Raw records
(begin)

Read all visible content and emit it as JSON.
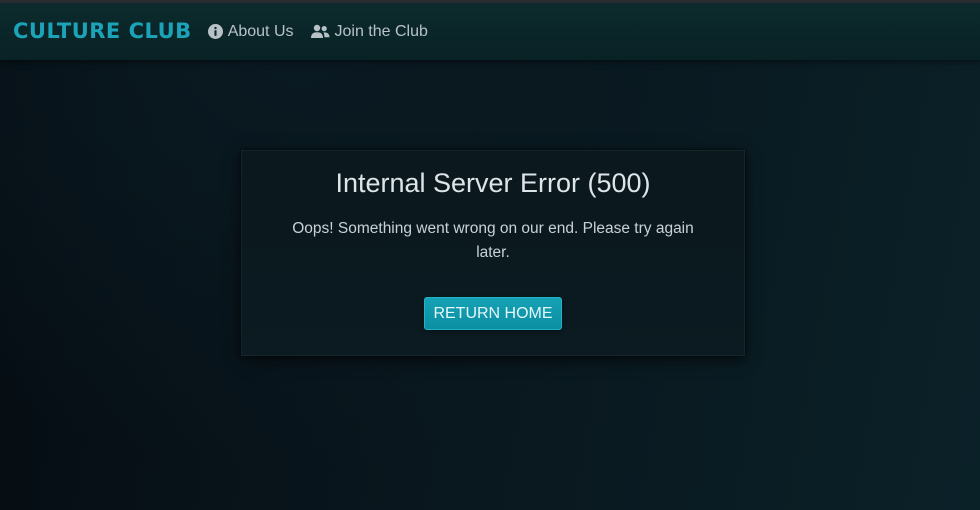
{
  "navbar": {
    "brand": "CULTURE CLUB",
    "brand_color": "#1ba3b8",
    "links": [
      {
        "label": "About Us",
        "icon": "info-circle-icon"
      },
      {
        "label": "Join the Club",
        "icon": "users-icon"
      }
    ]
  },
  "error": {
    "title": "Internal Server Error (500)",
    "message": "Oops! Something went wrong on our end. Please try again later.",
    "button_label": "Return Home",
    "button_color": "#0f97ab"
  }
}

(end)

* [EXERCISE DESCRIPTION] Send back the data above word for word, with the pictures left out.

* [THE OUTPUT]
Read all visible content and emit it as JSON.
{
  "navbar": {
    "brand": "CULTURE CLUB",
    "brand_color": "#1ba3b8",
    "links": [
      {
        "label": "About Us",
        "icon": "info-circle-icon"
      },
      {
        "label": "Join the Club",
        "icon": "users-icon"
      }
    ]
  },
  "error": {
    "title": "Internal Server Error (500)",
    "message": "Oops! Something went wrong on our end. Please try again later.",
    "button_label": "Return Home",
    "button_color": "#0f97ab"
  }
}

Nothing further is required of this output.